INPUT ROWS:

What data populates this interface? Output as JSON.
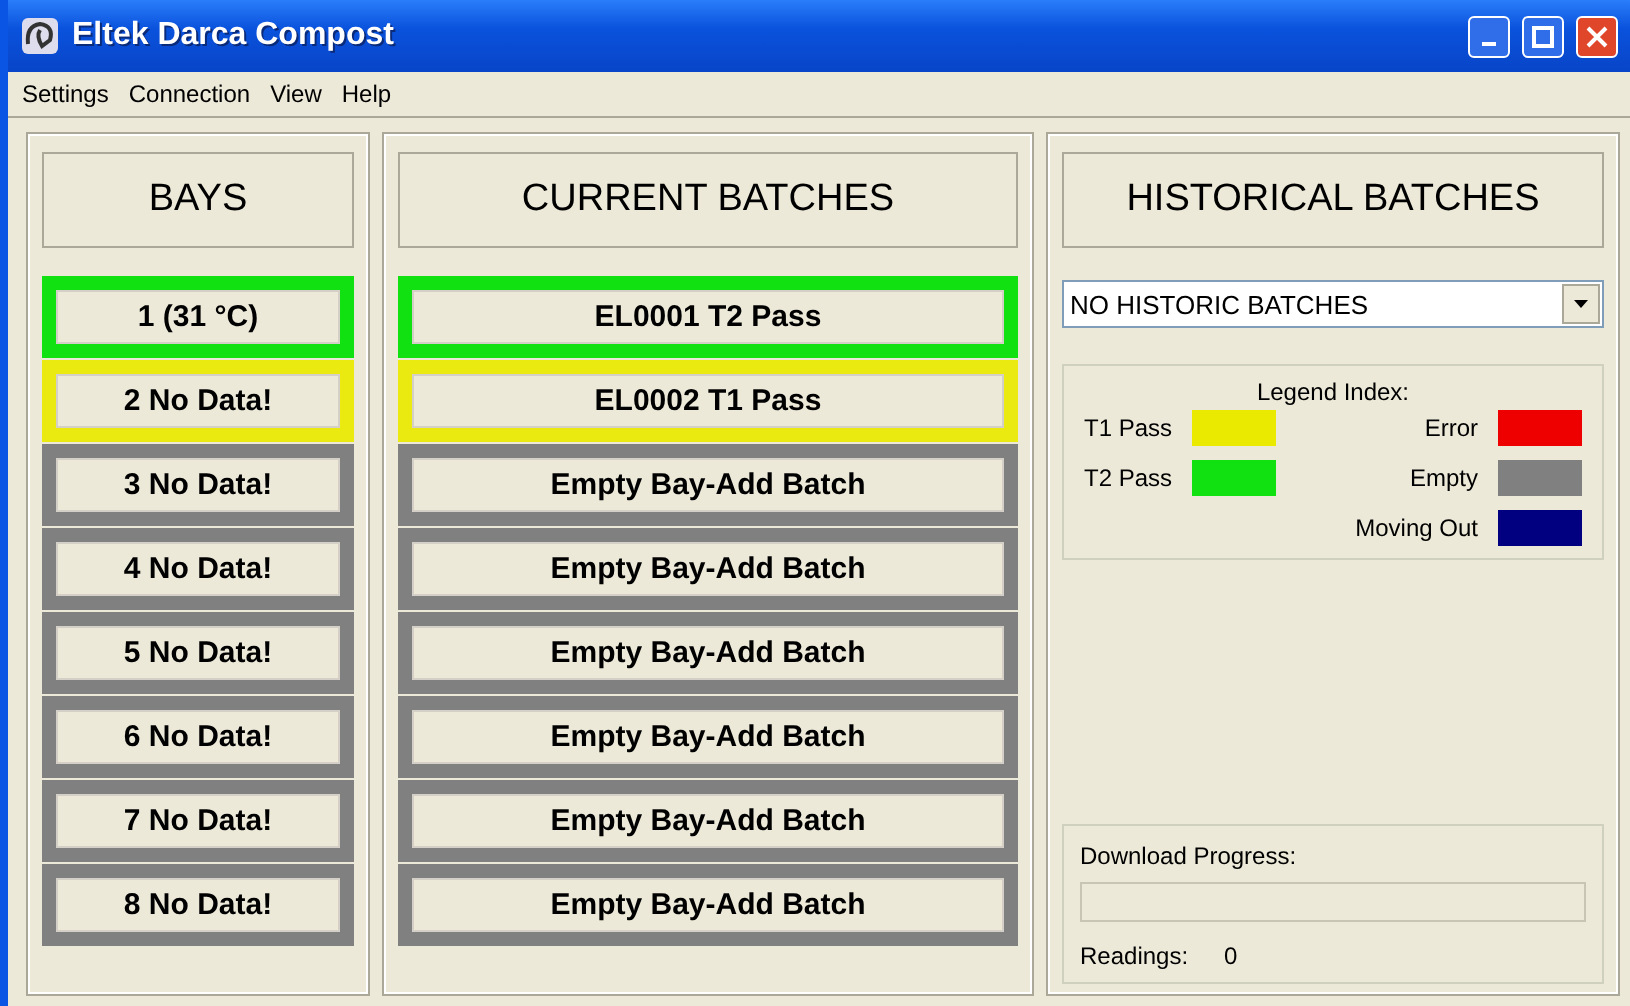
{
  "window": {
    "title": "Eltek Darca Compost"
  },
  "menu": [
    "Settings",
    "Connection",
    "View",
    "Help"
  ],
  "bays": {
    "heading": "BAYS",
    "items": [
      {
        "label": "1 (31 °C)",
        "color": "#11e011"
      },
      {
        "label": "2 No Data!",
        "color": "#eaea10"
      },
      {
        "label": "3 No Data!",
        "color": "#808080"
      },
      {
        "label": "4 No Data!",
        "color": "#808080"
      },
      {
        "label": "5 No Data!",
        "color": "#808080"
      },
      {
        "label": "6 No Data!",
        "color": "#808080"
      },
      {
        "label": "7 No Data!",
        "color": "#808080"
      },
      {
        "label": "8 No Data!",
        "color": "#808080"
      }
    ]
  },
  "current_batches": {
    "heading": "CURRENT BATCHES",
    "items": [
      {
        "label": "EL0001 T2 Pass",
        "color": "#11e011"
      },
      {
        "label": "EL0002 T1 Pass",
        "color": "#eaea10"
      },
      {
        "label": "Empty Bay-Add Batch",
        "color": "#808080"
      },
      {
        "label": "Empty Bay-Add Batch",
        "color": "#808080"
      },
      {
        "label": "Empty Bay-Add Batch",
        "color": "#808080"
      },
      {
        "label": "Empty Bay-Add Batch",
        "color": "#808080"
      },
      {
        "label": "Empty Bay-Add Batch",
        "color": "#808080"
      },
      {
        "label": "Empty Bay-Add Batch",
        "color": "#808080"
      }
    ]
  },
  "historical_batches": {
    "heading": "HISTORICAL BATCHES",
    "dropdown": {
      "value": "NO HISTORIC BATCHES"
    },
    "legend": {
      "title": "Legend Index:",
      "items": [
        {
          "label": "T1 Pass",
          "color": "#eaea00"
        },
        {
          "label": "Error",
          "color": "#ee0000"
        },
        {
          "label": "T2 Pass",
          "color": "#11e011"
        },
        {
          "label": "Empty",
          "color": "#808080"
        },
        {
          "label": "Moving Out",
          "color": "#000080"
        }
      ]
    },
    "download": {
      "label": "Download Progress:",
      "level": 0,
      "readings_label": "Readings:",
      "readings_value": "0"
    }
  }
}
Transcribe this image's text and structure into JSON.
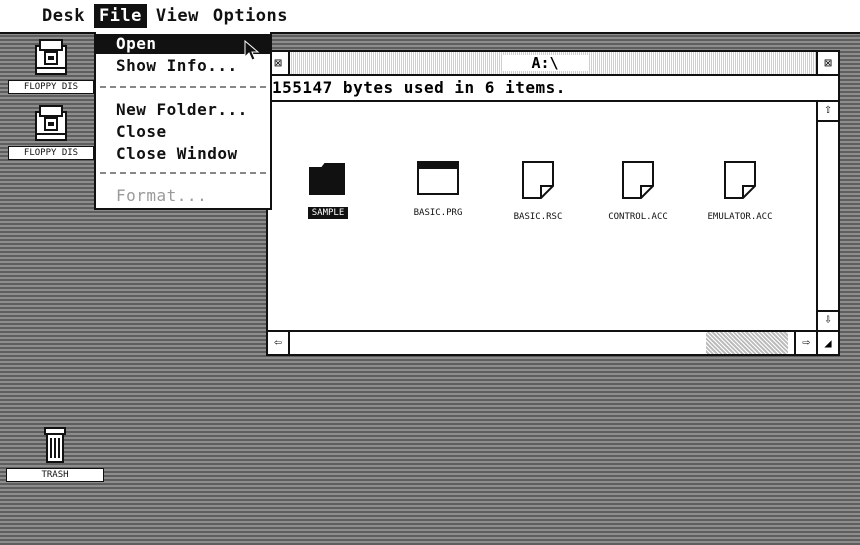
{
  "menubar": {
    "items": [
      "Desk",
      "File",
      "View",
      "Options"
    ],
    "active": "File"
  },
  "file_menu": {
    "items": [
      {
        "label": "Open",
        "highlighted": true,
        "enabled": true
      },
      {
        "label": "Show Info...",
        "highlighted": false,
        "enabled": true
      },
      {
        "label": "New Folder...",
        "highlighted": false,
        "enabled": true
      },
      {
        "label": "Close",
        "highlighted": false,
        "enabled": true
      },
      {
        "label": "Close Window",
        "highlighted": false,
        "enabled": true
      },
      {
        "label": "Format...",
        "highlighted": false,
        "enabled": false
      }
    ]
  },
  "desktop": {
    "icons": [
      {
        "label": "FLOPPY DIS",
        "icon": "floppy-drive-icon"
      },
      {
        "label": "FLOPPY DIS",
        "icon": "floppy-drive-icon"
      },
      {
        "label": "TRASH",
        "icon": "trash-icon"
      }
    ]
  },
  "window": {
    "title": "A:\\",
    "info": "155147 bytes used in 6 items.",
    "close_glyph": "⊠",
    "full_glyph": "⊠",
    "files": [
      {
        "label": "SAMPLE",
        "type": "folder",
        "selected": true
      },
      {
        "label": "BASIC.PRG",
        "type": "program",
        "selected": false
      },
      {
        "label": "BASIC.RSC",
        "type": "document",
        "selected": false
      },
      {
        "label": "CONTROL.ACC",
        "type": "document",
        "selected": false
      },
      {
        "label": "EMULATOR.ACC",
        "type": "document",
        "selected": false
      }
    ],
    "scroll": {
      "up": "⇧",
      "down": "⇩",
      "left": "⇦",
      "right": "⇨",
      "size": "◢"
    }
  }
}
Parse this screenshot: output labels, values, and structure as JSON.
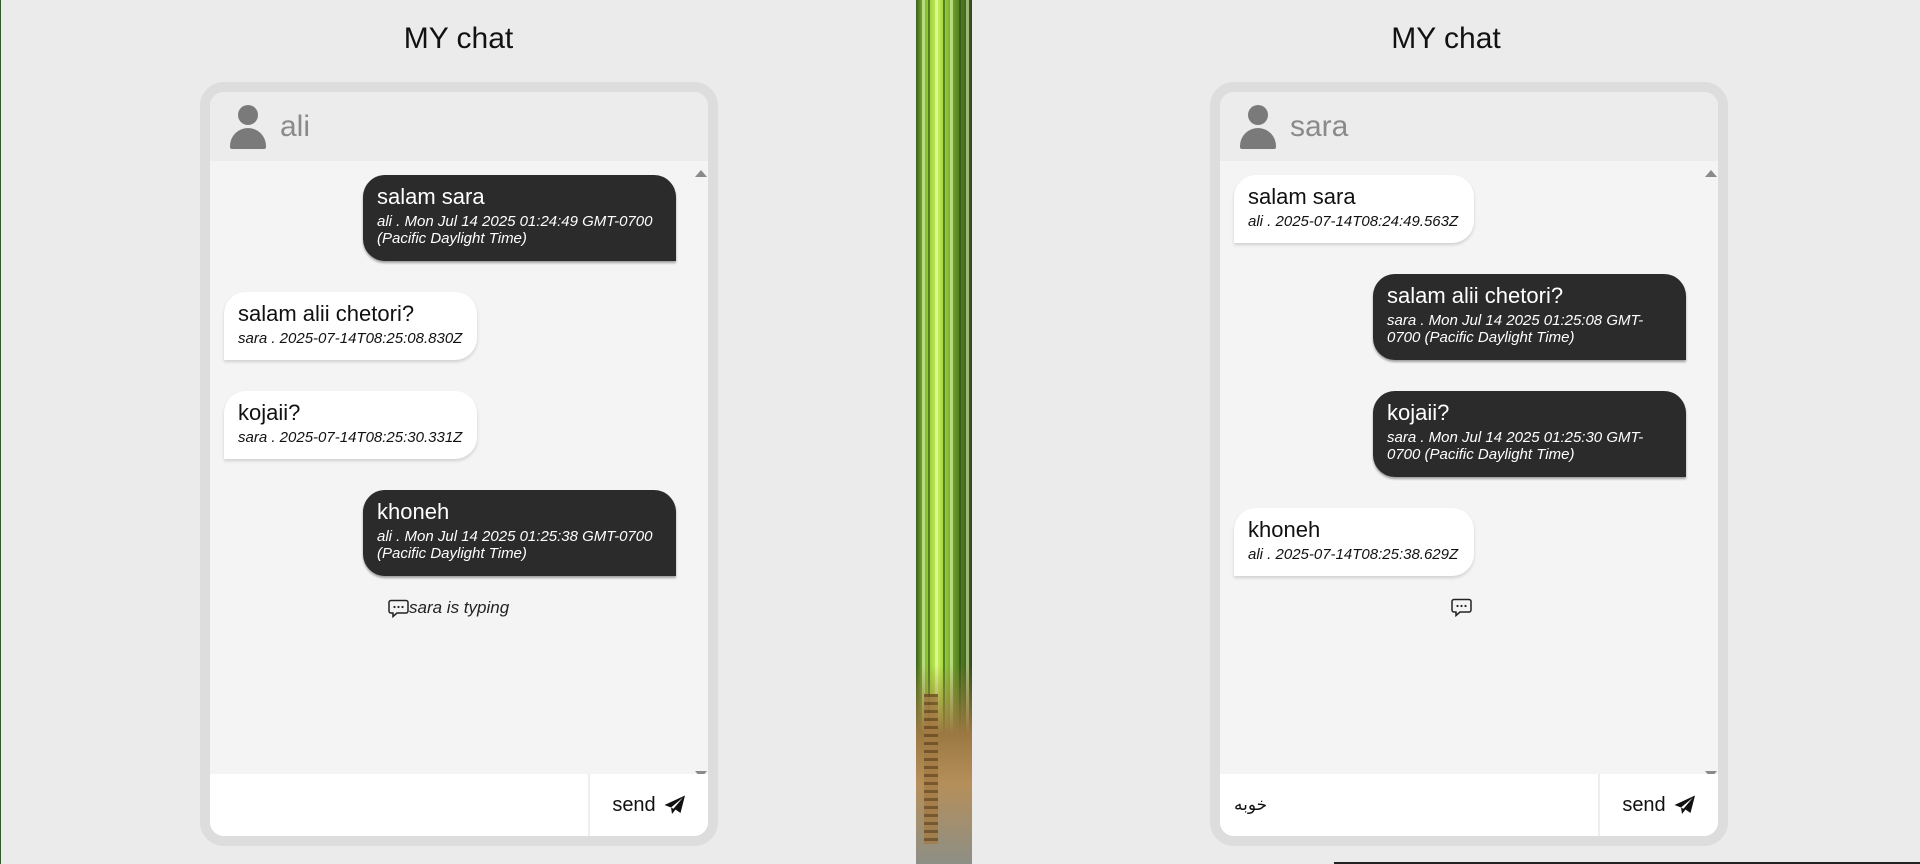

OBJECTIVE: Output the entries above exactly, without their pictures.

CORRECT RESPONSE:
What data populates this interface? Output as JSON.
{
  "window": {
    "title": "Eltek Darca Compost"
  },
  "menu": [
    "Settings",
    "Connection",
    "View",
    "Help"
  ],
  "bays": {
    "heading": "BAYS",
    "items": [
      {
        "label": "1 (31 °C)",
        "color": "#11e011"
      },
      {
        "label": "2 No Data!",
        "color": "#eaea10"
      },
      {
        "label": "3 No Data!",
        "color": "#808080"
      },
      {
        "label": "4 No Data!",
        "color": "#808080"
      },
      {
        "label": "5 No Data!",
        "color": "#808080"
      },
      {
        "label": "6 No Data!",
        "color": "#808080"
      },
      {
        "label": "7 No Data!",
        "color": "#808080"
      },
      {
        "label": "8 No Data!",
        "color": "#808080"
      }
    ]
  },
  "current_batches": {
    "heading": "CURRENT BATCHES",
    "items": [
      {
        "label": "EL0001 T2 Pass",
        "color": "#11e011"
      },
      {
        "label": "EL0002 T1 Pass",
        "color": "#eaea10"
      },
      {
        "label": "Empty Bay-Add Batch",
        "color": "#808080"
      },
      {
        "label": "Empty Bay-Add Batch",
        "color": "#808080"
      },
      {
        "label": "Empty Bay-Add Batch",
        "color": "#808080"
      },
      {
        "label": "Empty Bay-Add Batch",
        "color": "#808080"
      },
      {
        "label": "Empty Bay-Add Batch",
        "color": "#808080"
      },
      {
        "label": "Empty Bay-Add Batch",
        "color": "#808080"
      }
    ]
  },
  "historical_batches": {
    "heading": "HISTORICAL BATCHES",
    "dropdown": {
      "value": "NO HISTORIC BATCHES"
    },
    "legend": {
      "title": "Legend Index:",
      "items": [
        {
          "label": "T1 Pass",
          "color": "#eaea00"
        },
        {
          "label": "Error",
          "color": "#ee0000"
        },
        {
          "label": "T2 Pass",
          "color": "#11e011"
        },
        {
          "label": "Empty",
          "color": "#808080"
        },
        {
          "label": "Moving Out",
          "color": "#000080"
        }
      ]
    },
    "download": {
      "label": "Download Progress:",
      "level": 0,
      "readings_label": "Readings:",
      "readings_value": "0"
    }
  }
}
Transcribe this image's text and structure into JSON.
{
  "menubar": {
    "items": [
      "Desk",
      "File",
      "View",
      "Options"
    ],
    "active": "File"
  },
  "file_menu": {
    "items": [
      {
        "label": "Open",
        "highlighted": true,
        "enabled": true
      },
      {
        "label": "Show Info...",
        "highlighted": false,
        "enabled": true
      },
      {
        "label": "New Folder...",
        "highlighted": false,
        "enabled": true
      },
      {
        "label": "Close",
        "highlighted": false,
        "enabled": true
      },
      {
        "label": "Close Window",
        "highlighted": false,
        "enabled": true
      },
      {
        "label": "Format...",
        "highlighted": false,
        "enabled": false
      }
    ]
  },
  "desktop": {
    "icons": [
      {
        "label": "FLOPPY DIS",
        "icon": "floppy-drive-icon"
      },
      {
        "label": "FLOPPY DIS",
        "icon": "floppy-drive-icon"
      },
      {
        "label": "TRASH",
        "icon": "trash-icon"
      }
    ]
  },
  "window": {
    "title": "A:\\",
    "info": "155147 bytes used in 6 items.",
    "close_glyph": "⊠",
    "full_glyph": "⊠",
    "files": [
      {
        "label": "SAMPLE",
        "type": "folder",
        "selected": true
      },
      {
        "label": "BASIC.PRG",
        "type": "program",
        "selected": false
      },
      {
        "label": "BASIC.RSC",
        "type": "document",
        "selected": false
      },
      {
        "label": "CONTROL.ACC",
        "type": "document",
        "selected": false
      },
      {
        "label": "EMULATOR.ACC",
        "type": "document",
        "selected": false
      }
    ],
    "scroll": {
      "up": "⇧",
      "down": "⇩",
      "left": "⇦",
      "right": "⇨",
      "size": "◢"
    }
  }
}
Parse this screenshot: output labels, values, and structure as JSON.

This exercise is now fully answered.